Take down each entry exactly as written.

**Raw data**
# # # # #

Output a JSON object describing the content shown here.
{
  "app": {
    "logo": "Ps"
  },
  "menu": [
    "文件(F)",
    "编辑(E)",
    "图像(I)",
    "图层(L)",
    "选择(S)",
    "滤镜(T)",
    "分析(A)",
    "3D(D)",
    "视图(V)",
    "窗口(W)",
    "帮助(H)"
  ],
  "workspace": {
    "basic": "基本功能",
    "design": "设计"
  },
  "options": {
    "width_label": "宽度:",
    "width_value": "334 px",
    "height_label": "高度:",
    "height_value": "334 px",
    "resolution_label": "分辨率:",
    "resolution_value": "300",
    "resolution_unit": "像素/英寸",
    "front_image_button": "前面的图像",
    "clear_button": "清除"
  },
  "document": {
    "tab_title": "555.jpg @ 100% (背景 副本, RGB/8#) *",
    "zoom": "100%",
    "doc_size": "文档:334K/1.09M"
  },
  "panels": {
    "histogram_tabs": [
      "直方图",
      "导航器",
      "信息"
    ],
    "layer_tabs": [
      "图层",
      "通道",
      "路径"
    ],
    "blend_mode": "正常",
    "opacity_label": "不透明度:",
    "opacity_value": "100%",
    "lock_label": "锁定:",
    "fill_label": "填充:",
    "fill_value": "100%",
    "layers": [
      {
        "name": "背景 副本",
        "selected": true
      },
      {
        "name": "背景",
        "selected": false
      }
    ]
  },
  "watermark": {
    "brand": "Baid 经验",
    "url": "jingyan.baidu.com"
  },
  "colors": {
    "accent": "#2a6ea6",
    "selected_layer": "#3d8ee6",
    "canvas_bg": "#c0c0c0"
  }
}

# # # # #

**Written answer**
Output a JSON object describing the content shown here.
{
  "app": {
    "logo": "Ps"
  },
  "menu": [
    "文件(F)",
    "编辑(E)",
    "图像(I)",
    "图层(L)",
    "选择(S)",
    "滤镜(T)",
    "分析(A)",
    "3D(D)",
    "视图(V)",
    "窗口(W)",
    "帮助(H)"
  ],
  "workspace": {
    "basic": "基本功能",
    "design": "设计"
  },
  "options": {
    "width_label": "宽度:",
    "width_value": "334 px",
    "height_label": "高度:",
    "height_value": "334 px",
    "resolution_label": "分辨率:",
    "resolution_value": "300",
    "resolution_unit": "像素/英寸",
    "front_image_button": "前面的图像",
    "clear_button": "清除"
  },
  "document": {
    "tab_title": "555.jpg @ 100% (背景 副本, RGB/8#) *",
    "zoom": "100%",
    "doc_size": "文档:334K/1.09M"
  },
  "panels": {
    "histogram_tabs": [
      "直方图",
      "导航器",
      "信息"
    ],
    "layer_tabs": [
      "图层",
      "通道",
      "路径"
    ],
    "blend_mode": "正常",
    "opacity_label": "不透明度:",
    "opacity_value": "100%",
    "lock_label": "锁定:",
    "fill_label": "填充:",
    "fill_value": "100%",
    "layers": [
      {
        "name": "背景 副本",
        "selected": true
      },
      {
        "name": "背景",
        "selected": false
      }
    ]
  },
  "watermark": {
    "brand": "Baid 经验",
    "url": "jingyan.baidu.com"
  },
  "colors": {
    "accent": "#2a6ea6",
    "selected_layer": "#3d8ee6",
    "canvas_bg": "#c0c0c0"
  }
}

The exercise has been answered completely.